— START OF AVAILABLE DATA —

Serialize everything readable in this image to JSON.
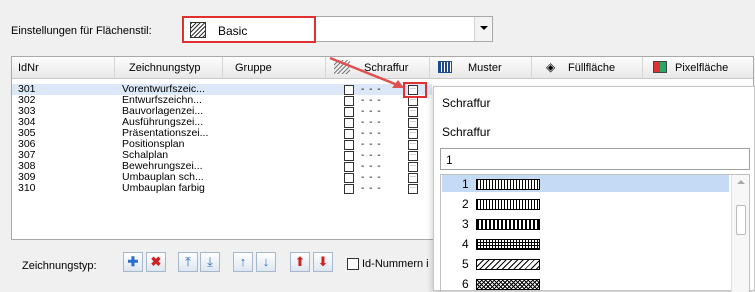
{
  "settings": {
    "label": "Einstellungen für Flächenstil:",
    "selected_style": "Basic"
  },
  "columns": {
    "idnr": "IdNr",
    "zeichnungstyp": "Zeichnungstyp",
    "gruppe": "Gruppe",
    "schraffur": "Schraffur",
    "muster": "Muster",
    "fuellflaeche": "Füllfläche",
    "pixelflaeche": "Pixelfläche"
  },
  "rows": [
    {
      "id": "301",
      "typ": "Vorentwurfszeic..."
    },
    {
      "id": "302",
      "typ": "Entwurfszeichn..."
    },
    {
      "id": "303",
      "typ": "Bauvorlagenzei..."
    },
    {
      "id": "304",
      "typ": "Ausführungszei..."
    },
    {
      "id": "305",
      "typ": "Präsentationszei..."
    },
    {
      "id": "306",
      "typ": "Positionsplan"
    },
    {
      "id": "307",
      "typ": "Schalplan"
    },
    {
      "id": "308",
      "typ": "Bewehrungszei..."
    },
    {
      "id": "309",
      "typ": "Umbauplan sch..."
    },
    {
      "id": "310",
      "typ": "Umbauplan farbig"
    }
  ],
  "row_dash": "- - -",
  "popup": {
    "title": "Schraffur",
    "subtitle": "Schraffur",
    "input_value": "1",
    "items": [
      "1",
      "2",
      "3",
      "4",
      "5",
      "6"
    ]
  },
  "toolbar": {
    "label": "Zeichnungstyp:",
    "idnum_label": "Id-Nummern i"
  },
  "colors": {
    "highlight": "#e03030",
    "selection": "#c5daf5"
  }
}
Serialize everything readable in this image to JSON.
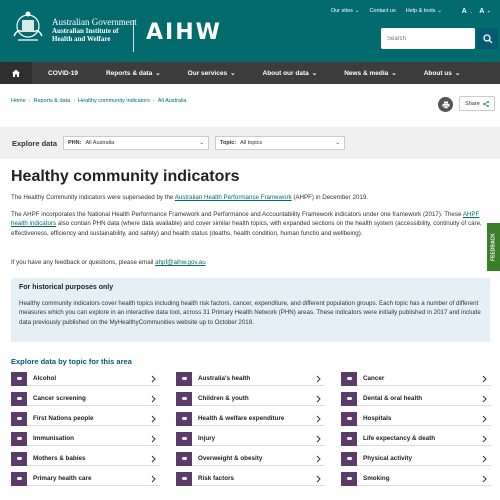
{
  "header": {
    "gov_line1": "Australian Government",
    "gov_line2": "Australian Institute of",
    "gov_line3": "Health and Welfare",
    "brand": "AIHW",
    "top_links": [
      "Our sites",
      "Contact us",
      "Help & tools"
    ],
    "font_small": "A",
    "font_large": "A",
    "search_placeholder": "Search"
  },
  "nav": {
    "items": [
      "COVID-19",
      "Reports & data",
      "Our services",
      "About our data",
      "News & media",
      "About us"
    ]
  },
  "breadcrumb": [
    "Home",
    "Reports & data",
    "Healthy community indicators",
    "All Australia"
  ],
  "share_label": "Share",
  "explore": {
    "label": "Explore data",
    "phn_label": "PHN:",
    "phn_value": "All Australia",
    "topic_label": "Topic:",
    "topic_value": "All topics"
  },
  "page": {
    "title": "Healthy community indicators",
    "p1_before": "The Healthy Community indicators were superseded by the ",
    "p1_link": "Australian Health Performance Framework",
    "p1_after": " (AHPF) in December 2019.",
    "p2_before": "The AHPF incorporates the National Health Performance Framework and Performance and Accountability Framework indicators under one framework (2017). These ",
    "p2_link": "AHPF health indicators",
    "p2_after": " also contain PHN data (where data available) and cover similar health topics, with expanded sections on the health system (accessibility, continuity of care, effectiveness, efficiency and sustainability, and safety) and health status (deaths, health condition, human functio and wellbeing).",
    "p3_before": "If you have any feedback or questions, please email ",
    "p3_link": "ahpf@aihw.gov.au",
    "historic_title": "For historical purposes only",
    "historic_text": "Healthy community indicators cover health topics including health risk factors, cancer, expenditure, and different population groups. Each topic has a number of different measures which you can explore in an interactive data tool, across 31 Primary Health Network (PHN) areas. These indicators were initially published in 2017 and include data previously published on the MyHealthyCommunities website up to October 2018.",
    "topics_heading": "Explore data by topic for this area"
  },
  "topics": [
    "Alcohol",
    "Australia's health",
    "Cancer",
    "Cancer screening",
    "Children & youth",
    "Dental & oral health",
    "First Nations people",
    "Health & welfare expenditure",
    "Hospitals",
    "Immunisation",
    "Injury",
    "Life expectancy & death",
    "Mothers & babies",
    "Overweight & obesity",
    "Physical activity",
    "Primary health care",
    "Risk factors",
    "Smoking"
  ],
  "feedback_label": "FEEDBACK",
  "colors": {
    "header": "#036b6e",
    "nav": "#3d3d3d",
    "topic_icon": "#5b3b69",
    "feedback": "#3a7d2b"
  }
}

— END OF AVAILABLE DATA —

In the entries above, identify every line with the string "Zeichnungstyp".

SOLUTION TO THE PROBLEM
    "zeichnungstyp": "Zeichnungstyp",
    "label": "Zeichnungstyp:",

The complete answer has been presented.